Continuing our occasional series of interviews with members of the ORCID community, today meet Stephanie Dawson, CEO of ORCID publisher member ScienceOpen. A longtime ORCID integrator, they have been working to ensure their use of ORCID meets our Collect & Connect requirements. We were delighted to recently award them our Authenticate, Collect, Display, and Connect badges.
Please can you tell us a bit about ScienceOpen – what your organization does and your role there?
I am the CEO of ScienceOpen, a discovery and professional networking platform for researchers across all fields. Main features include a database of 32 million article records and strong filtering tools such as through citations, Altmetric score, and usage. We use the references in each paper to create a citation network, enhance content discovery, and provide tools for individual researchers to promote and track usage of their work.
We also offer a whole range of features to support publishers and editors. As our name implies, we have our roots in the open science movement. We believe strongly that free access to knowledge drives creativity, innovation and development. We also believe that the best way forward is through constructive engagement between all stakeholders in scholarly communication. ScienceOpen is always exploring innovative ways to open up information for the community.
When and why did ScienceOpen get involved with ORCID?
ScienceOpen began requiring ORCID profiles for users engaging with research on our platform – as comments, peer reviews, recommendations or articles – from our very inception in 2013. ORCID was less than a year old when we joined, but we immediately saw the advantage for users to manage their publication record at one publisher-independent site. We saw “profile fatigue” as a real issue for new networking platforms and wanted to make it as easy as possible for researchers to connect with their peers and share their expertise. With ORCID, this is automated and takes mere seconds!
How is ScienceOpen currently using ORCID and what are your future plans for your integration?
The experience and expertise of a researcher is critical context for understanding their assessment of an experimental method, dataset or conclusion. Because we allow any user to comment on and peer review articles on our site, we currently require an ORCID to validate a researcher’s identity and expertise. This increases the transparency on our site, the validity and certification of engagement, and provides a key element in keeping the level of scientific discourse high*. Our future plans include connecting these open peer reviews to the user’s ORCID record so that they get even more credit and recognition for their contributions than we already provide.
Users can connect their entire ORCID record with us at the click of a button, integrating their entire publication history into our citation network. ScienceOpen also provides dynamic ways to sort and search a researcher’s publication list once they have synchronized with ORCID. For researchers with 50 or 500 publications to their record, it can help their colleagues to quickly identify top publications sorted by readers or citations, or to drill down and filter by the most relevant topic. With our newest release, if an author claims and article on ScienceOpen we can update their ORCID record automatically.
What impact has ORCID had in your community?

## Dataset
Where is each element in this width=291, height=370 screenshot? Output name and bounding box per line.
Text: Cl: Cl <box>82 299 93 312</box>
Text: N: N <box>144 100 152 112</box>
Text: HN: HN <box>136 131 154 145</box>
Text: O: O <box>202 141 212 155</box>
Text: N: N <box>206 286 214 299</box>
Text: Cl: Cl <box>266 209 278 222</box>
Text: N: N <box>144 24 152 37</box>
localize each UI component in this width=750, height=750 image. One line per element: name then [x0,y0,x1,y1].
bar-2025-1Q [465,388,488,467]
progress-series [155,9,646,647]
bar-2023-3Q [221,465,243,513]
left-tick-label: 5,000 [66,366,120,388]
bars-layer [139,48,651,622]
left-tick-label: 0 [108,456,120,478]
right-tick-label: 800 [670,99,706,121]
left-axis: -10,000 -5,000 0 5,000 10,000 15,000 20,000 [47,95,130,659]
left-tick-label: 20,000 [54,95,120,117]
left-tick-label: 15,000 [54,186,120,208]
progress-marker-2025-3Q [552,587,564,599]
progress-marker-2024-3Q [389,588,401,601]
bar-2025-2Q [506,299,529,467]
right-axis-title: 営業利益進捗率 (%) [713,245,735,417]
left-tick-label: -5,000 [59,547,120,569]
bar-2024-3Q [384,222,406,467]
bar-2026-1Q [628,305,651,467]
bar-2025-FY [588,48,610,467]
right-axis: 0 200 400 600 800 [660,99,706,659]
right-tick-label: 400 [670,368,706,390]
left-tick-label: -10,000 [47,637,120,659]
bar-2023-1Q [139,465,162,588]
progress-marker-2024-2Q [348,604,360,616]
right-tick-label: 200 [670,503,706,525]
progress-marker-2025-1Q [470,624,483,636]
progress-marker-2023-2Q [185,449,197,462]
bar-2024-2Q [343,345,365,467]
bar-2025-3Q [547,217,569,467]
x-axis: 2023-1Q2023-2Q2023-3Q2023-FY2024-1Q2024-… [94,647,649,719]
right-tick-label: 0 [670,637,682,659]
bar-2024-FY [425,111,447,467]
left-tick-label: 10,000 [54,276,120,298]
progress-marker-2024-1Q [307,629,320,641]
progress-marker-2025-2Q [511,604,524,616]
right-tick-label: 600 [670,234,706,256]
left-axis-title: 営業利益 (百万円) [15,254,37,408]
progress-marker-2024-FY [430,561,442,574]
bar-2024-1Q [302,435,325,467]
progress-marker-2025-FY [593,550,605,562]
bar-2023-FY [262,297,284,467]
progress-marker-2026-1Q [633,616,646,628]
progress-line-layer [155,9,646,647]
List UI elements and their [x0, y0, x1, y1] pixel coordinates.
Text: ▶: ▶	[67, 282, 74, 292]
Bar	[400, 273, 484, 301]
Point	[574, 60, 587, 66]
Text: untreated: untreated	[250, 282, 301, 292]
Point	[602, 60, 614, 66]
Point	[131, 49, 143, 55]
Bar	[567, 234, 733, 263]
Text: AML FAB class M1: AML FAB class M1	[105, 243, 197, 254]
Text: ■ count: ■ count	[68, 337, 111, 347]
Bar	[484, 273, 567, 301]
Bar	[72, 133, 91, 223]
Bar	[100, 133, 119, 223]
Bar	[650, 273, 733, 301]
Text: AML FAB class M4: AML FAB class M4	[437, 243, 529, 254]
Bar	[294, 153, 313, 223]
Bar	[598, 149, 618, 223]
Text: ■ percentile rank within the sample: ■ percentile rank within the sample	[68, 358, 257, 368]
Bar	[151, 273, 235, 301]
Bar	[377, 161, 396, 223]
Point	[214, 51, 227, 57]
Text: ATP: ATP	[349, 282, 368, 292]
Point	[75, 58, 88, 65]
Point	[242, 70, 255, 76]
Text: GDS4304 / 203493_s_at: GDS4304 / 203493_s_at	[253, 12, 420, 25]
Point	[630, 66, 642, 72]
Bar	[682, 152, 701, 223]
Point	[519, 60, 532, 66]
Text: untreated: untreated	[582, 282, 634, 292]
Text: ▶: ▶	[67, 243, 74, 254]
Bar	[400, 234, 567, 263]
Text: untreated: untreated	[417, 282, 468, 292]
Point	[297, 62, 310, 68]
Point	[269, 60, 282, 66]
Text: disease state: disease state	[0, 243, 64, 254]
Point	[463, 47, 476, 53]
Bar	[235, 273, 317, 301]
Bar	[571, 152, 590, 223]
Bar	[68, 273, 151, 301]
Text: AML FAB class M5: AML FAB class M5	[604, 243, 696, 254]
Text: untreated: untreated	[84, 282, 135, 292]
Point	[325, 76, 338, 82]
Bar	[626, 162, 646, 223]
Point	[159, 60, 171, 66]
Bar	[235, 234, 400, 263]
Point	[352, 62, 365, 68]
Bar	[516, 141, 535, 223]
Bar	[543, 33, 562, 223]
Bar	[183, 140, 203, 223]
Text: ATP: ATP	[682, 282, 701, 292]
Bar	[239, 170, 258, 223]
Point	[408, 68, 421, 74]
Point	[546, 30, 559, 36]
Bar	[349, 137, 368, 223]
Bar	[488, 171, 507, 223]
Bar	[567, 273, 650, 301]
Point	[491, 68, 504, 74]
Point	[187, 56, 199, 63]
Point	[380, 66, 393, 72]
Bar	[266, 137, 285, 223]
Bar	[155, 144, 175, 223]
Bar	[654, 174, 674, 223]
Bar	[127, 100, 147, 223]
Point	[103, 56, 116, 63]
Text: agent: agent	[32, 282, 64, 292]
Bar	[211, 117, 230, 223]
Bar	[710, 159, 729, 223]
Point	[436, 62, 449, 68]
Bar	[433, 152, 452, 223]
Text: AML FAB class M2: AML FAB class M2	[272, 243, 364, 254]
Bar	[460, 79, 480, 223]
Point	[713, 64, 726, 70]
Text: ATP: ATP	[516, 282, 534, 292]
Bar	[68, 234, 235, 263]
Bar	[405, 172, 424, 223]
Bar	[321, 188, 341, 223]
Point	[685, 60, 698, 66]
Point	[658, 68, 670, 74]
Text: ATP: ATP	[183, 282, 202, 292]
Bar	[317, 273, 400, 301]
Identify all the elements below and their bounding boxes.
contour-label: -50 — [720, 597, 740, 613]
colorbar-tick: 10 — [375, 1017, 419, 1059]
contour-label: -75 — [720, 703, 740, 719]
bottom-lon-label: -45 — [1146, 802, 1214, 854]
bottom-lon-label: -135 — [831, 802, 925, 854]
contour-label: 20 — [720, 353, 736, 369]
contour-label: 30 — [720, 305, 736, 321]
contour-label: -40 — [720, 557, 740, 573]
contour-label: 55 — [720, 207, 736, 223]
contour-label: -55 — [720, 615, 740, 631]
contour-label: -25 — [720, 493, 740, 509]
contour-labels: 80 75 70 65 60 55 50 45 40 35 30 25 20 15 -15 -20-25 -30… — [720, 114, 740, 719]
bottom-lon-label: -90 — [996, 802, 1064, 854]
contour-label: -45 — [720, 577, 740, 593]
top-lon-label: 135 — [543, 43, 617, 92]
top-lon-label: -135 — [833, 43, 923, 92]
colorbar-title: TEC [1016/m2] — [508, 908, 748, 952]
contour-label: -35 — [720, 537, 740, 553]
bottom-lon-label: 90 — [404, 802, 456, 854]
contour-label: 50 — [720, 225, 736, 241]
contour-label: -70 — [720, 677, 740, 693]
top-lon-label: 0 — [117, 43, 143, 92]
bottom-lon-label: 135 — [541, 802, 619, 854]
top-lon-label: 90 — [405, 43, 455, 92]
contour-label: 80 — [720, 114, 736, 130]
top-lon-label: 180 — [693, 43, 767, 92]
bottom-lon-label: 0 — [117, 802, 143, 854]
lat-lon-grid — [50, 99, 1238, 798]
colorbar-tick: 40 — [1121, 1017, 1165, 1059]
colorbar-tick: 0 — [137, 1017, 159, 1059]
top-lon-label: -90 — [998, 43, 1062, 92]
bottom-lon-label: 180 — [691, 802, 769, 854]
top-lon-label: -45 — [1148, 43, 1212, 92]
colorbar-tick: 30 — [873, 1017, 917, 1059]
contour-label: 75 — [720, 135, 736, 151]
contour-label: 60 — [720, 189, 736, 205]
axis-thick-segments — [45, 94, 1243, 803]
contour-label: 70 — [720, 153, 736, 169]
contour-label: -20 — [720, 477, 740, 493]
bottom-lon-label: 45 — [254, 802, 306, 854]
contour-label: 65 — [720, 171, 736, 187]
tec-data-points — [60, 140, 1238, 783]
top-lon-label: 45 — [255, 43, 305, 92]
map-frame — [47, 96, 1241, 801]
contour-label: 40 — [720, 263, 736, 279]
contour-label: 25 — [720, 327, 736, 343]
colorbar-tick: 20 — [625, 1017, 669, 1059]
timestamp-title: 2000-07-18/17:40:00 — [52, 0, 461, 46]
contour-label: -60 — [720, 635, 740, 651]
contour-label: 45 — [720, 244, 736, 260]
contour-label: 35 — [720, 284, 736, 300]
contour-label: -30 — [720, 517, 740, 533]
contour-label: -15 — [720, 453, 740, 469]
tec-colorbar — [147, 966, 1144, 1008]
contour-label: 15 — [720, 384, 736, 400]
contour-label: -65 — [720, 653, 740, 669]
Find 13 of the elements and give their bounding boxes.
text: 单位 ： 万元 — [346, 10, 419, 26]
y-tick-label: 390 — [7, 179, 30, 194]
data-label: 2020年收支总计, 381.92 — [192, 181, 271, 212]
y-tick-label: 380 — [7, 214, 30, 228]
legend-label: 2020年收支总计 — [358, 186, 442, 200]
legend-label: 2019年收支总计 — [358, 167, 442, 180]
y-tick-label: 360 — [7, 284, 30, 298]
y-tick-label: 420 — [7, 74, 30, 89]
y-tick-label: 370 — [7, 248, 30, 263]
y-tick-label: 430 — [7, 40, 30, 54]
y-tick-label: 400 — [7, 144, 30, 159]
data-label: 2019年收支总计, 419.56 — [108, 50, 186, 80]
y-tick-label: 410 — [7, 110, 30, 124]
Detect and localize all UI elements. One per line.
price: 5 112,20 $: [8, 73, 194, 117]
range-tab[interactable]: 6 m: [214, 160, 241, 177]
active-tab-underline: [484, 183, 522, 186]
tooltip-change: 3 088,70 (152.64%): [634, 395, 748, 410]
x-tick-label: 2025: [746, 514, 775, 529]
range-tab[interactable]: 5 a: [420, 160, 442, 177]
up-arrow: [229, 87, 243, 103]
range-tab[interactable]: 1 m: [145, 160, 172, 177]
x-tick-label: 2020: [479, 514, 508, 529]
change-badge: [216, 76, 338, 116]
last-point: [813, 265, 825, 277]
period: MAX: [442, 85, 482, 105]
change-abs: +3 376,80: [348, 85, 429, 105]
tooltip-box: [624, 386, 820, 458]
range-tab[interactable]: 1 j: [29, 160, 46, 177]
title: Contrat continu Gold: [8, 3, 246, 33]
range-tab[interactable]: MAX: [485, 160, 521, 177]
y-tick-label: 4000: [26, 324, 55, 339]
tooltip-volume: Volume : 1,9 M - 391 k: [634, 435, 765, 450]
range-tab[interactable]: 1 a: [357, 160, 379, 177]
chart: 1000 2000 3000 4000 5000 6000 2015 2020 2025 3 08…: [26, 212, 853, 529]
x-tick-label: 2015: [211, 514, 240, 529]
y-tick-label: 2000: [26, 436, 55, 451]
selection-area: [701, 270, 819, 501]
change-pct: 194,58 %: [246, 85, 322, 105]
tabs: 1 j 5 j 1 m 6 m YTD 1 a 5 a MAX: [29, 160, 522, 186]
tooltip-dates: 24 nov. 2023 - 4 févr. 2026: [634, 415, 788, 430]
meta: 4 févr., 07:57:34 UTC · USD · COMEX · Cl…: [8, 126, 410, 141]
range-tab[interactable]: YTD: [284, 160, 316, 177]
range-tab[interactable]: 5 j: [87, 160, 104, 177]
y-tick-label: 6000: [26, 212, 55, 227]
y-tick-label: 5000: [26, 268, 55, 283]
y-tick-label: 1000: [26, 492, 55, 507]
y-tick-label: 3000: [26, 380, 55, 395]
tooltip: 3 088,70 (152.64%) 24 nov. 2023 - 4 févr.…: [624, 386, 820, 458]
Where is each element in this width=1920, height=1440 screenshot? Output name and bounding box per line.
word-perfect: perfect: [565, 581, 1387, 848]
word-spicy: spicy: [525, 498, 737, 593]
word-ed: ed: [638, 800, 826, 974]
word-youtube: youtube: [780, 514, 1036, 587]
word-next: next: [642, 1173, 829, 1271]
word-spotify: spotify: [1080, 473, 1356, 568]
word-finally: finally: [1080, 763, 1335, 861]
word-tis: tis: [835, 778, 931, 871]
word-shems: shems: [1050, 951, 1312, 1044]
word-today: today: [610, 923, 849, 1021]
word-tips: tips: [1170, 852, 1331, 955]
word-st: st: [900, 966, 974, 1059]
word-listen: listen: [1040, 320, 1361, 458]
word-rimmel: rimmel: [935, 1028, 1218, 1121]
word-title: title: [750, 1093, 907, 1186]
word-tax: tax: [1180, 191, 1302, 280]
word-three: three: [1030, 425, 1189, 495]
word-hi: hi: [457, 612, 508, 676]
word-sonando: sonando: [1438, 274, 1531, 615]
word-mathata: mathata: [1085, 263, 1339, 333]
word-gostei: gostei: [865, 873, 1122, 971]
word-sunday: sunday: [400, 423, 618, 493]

## Work request A
Answer these questions from the ScienceOpen interview:
(i) How many article records does ScienceOpen's database contain?
(ii) In what year did ScienceOpen begin requiring ORCID profiles?
(iii) Which badges did ORCID award to ScienceOpen?
## Work request B
Copy the ScienceOpen interview from "We also offer" up to and including "for the community.".
The rows have no connection to the ScienceOpen interview.

## Exercise answer A
(i) 32 million
(ii) 2013
(iii) Authenticate, Collect, Display, and Connect

## Exercise answer B
We also offer a whole range of features to support publishers and editors. As our name implies, we have our roots in the open science movement. We believe strongly that free access to knowledge drives creativity, innovation and development. We also believe that the best way forward is through constructive engagement between all stakeholders in scholarly communication. ScienceOpen is always exploring innovative ways to open up information for the community.